▶ Task to carry out
Copy out all lines that carry the word "升降速曲线".
----- Dataset records -----
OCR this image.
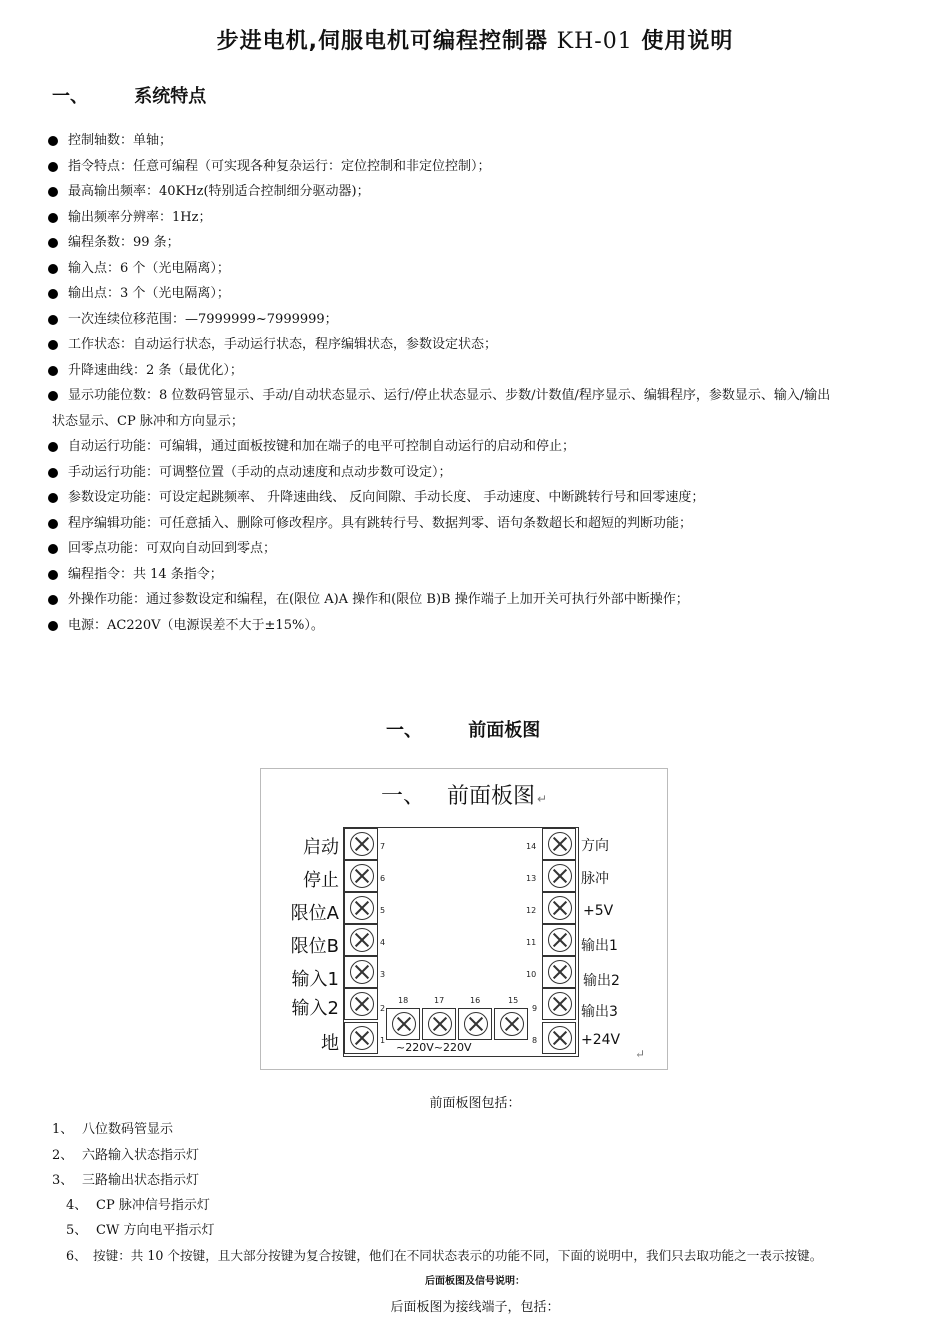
步进电机,伺服电机可编程控制器 KH-01 使用说明
一、	系统特点
控制轴数：单轴；
指令特点：任意可编程（可实现各种复杂运行：定位控制和非定位控制）；
最高输出频率：40KHz(特别适合控制细分驱动器)；
输出频率分辨率：1Hz；
编程条数：99 条；
输入点：6 个（光电隔离）；
输出点：3 个（光电隔离）；
一次连续位移范围：—7999999~7999999；
工作状态：自动运行状态，手动运行状态，程序编辑状态，参数设定状态；
升降速曲线：2 条（最优化）；
显示功能位数：8 位数码管显示、手动/自动状态显示、运行/停止状态显示、步数/计数值/程序显示、编辑程序，参数显示、输入/输出
状态显示、CP 脉冲和方向显示；
自动运行功能：可编辑，通过面板按键和加在端子的电平可控制自动运行的启动和停止；
手动运行功能：可调整位置（手动的点动速度和点动步数可设定）；
参数设定功能：可设定起跳频率、 升降速曲线、 反向间隙、手动长度、 手动速度、中断跳转行号和回零速度；
程序编辑功能：可任意插入、删除可修改程序。具有跳转行号、数据判零、语句条数超长和超短的判断功能；
回零点功能：可双向自动回到零点；
编程指令：共 14 条指令；
外操作功能：通过参数设定和编程，在(限位 A)A 操作和(限位 B)B 操作端子上加开关可执行外部中断操作；
电源：AC220V（电源误差不大于±15%）。
一、	前面板图
一、 前面板图 ↵
启动
停止
限位A
限位B
输入1
输入2
地
7
6
5
4
3
2
1
14
13
12
11
10
9
8
18	17	16	15
~220V~220V
方向
脉冲
+5V
输出1
输出2
输出3
+24V
↵
前面板图包括：
1、 八位数码管显示
2、 六路输入状态指示灯
3、 三路输出状态指示灯
4、 CP 脉冲信号指示灯
5、 CW 方向电平指示灯
6、 按键：共 10 个按键，且大部分按键为复合按键，他们在不同状态表示的功能不同，下面的说明中，我们只去取功能之一表示按键。
后面板图及信号说明：
后面板图为接线端子，包括：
-----
▶ Expected answer
升降速曲线：2 条（最优化）；
参数设定功能：可设定起跳频率、 升降速曲线、 反向间隙、手动长度、 手动速度、中断跳转行号和回零速度；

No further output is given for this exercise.